TAREFA:
Transcreva fielmente o trecho da notícia sobre a demissão de Monique Medeiros que começa em "Monique é ré" e vai até "Oeste do Rio.".

Monique Medeiros é demitida do cargo de professora após saída da prisão no Rio

Monique é ré no processo que apura a morte do filho Henry, ocorrida em 2021- Foto: Fernando Frazão/Agência Brasil


A Prefeitura do Rio demitiu, nesta quarta-feira (25), Monique Medeiros do cargo de professora da rede municipal. A decisão foi assinada pelo prefeito Eduardo Cavaliere e publicada no Diário Oficial, encerrando o processo administrativo que tramitava na Secretaria Municipal de Educação.

A demissão ocorre dois dias após Monique deixar o Complexo de Gericinó. Ela foi solta após decisão judicial que revogou a prisão preventiva, em meio ao adiamento do júri do caso Henry Borel, remarcado para o dia 25 de maio.

Monique segue como ré no processo que apura a morte do menino, ocorrida em 2021. O caso voltou ao centro das atenções após a suspensão do julgamento.

Henry Borel morreu com sinais de agressão em um apartamento na Barra da Tijuca, na Zona Oeste do Rio.

Após uma série de idas e vindas administrativas, o processo disciplinar que avaliou a conduta da servidora resultou na demissão. Desde o crime, Monique continuava recebendo salários como professora da rede municipal.

LINHAS FORNECIDAS:
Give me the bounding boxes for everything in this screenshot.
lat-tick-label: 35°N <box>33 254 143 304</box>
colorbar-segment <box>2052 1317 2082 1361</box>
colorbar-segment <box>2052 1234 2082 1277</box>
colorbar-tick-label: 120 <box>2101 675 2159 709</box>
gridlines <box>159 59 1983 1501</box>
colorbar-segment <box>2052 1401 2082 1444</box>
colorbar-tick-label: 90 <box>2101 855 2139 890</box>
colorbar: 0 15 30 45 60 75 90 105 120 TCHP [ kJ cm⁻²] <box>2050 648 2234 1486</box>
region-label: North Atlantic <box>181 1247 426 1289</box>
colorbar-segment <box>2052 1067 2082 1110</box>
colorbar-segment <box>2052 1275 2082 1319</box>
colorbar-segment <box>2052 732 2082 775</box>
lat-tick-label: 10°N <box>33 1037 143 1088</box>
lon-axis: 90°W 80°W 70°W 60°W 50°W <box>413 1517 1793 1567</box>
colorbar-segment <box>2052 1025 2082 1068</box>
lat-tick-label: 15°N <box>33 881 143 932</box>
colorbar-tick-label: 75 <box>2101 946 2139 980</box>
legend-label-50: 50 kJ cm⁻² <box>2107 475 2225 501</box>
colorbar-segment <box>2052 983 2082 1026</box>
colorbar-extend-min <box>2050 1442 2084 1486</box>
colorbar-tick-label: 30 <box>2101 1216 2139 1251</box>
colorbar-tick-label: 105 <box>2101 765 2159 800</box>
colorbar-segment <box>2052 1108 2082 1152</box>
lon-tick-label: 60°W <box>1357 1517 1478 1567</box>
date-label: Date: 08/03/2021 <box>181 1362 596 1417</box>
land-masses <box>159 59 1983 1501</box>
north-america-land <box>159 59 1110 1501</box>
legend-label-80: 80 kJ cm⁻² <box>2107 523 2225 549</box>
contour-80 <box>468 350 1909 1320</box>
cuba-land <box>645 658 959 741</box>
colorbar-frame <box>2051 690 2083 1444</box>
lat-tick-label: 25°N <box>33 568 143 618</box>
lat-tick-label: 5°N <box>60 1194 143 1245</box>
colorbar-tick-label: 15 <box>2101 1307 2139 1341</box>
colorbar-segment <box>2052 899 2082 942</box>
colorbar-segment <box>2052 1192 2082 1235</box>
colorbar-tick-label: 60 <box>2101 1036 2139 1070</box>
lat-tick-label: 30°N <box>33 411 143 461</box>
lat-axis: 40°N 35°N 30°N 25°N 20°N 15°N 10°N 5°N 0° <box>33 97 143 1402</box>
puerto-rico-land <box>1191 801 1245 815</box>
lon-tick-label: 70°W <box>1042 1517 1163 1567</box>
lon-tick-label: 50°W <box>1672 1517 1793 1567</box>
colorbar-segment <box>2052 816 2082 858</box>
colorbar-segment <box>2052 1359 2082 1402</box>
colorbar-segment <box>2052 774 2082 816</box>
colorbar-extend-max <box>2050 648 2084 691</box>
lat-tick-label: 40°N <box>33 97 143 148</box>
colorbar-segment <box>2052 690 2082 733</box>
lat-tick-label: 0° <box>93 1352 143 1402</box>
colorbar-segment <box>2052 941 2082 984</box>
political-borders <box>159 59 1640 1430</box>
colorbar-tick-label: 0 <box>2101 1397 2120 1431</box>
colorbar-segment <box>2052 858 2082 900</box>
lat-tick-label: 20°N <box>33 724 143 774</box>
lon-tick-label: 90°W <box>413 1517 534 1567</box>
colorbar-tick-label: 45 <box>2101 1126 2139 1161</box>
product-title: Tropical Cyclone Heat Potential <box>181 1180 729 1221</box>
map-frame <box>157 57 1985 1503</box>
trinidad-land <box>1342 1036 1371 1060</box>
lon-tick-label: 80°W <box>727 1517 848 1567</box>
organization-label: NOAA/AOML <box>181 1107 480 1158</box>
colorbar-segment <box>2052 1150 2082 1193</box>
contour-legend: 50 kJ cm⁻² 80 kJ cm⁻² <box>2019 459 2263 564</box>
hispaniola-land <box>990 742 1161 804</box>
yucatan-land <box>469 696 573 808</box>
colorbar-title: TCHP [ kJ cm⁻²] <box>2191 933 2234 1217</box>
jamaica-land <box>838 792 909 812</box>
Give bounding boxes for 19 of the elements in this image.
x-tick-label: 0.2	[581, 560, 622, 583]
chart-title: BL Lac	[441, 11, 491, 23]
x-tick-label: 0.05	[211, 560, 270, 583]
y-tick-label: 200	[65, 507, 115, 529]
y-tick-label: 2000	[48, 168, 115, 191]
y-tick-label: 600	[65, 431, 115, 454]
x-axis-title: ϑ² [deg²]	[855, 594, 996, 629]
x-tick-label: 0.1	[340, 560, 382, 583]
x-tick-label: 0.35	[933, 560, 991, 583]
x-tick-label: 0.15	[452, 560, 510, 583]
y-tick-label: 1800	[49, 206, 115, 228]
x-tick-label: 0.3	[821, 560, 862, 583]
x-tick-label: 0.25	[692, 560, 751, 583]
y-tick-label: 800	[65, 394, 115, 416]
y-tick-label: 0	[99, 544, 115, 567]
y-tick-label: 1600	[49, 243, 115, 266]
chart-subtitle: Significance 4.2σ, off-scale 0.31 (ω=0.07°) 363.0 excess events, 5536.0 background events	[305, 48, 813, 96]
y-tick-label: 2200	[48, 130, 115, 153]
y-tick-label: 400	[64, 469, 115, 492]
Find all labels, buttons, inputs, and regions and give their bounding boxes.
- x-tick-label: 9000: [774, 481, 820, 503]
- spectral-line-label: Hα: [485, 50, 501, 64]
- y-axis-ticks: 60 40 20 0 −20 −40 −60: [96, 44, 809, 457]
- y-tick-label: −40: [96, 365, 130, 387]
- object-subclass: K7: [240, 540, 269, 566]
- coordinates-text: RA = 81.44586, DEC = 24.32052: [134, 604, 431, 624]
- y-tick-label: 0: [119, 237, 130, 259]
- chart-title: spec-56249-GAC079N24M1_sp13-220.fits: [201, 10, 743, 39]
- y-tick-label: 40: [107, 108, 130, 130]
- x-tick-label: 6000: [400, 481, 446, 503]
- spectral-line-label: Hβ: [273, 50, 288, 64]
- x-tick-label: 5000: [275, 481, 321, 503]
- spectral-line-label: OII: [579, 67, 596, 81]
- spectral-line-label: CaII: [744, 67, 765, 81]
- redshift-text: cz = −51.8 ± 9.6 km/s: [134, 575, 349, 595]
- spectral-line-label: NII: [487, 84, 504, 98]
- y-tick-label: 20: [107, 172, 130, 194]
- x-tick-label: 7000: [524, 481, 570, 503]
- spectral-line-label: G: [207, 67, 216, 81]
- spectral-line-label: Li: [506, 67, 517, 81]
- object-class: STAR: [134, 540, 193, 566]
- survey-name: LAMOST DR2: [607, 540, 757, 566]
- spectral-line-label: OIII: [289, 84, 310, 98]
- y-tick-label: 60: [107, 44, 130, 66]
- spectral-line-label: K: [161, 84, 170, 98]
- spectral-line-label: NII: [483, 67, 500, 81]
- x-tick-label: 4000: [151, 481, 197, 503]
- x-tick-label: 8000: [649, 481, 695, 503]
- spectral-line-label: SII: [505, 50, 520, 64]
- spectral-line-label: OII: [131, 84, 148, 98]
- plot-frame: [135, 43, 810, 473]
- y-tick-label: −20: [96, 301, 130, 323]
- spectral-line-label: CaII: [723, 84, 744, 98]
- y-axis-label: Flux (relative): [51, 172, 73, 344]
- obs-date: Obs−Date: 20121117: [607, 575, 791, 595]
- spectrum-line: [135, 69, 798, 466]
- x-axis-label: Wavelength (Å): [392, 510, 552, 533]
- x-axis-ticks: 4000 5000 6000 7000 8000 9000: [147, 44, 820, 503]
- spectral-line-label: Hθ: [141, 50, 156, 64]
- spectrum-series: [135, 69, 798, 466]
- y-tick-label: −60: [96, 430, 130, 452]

RESULTADO:
Monique é ré no processo que apura a morte do filho Henry, ocorrida em 2021- Foto: Fernando Frazão/Agência Brasil


A Prefeitura do Rio demitiu, nesta quarta-feira (25), Monique Medeiros do cargo de professora da rede municipal. A decisão foi assinada pelo prefeito Eduardo Cavaliere e publicada no Diário Oficial, encerrando o processo administrativo que tramitava na Secretaria Municipal de Educação.

A demissão ocorre dois dias após Monique deixar o Complexo de Gericinó. Ela foi solta após decisão judicial que revogou a prisão preventiva, em meio ao adiamento do júri do caso Henry Borel, remarcado para o dia 25 de maio.

Monique segue como ré no processo que apura a morte do menino, ocorrida em 2021. O caso voltou ao centro das atenções após a suspensão do julgamento.

Henry Borel morreu com sinais de agressão em um apartamento na Barra da Tijuca, na Zona Oeste do Rio.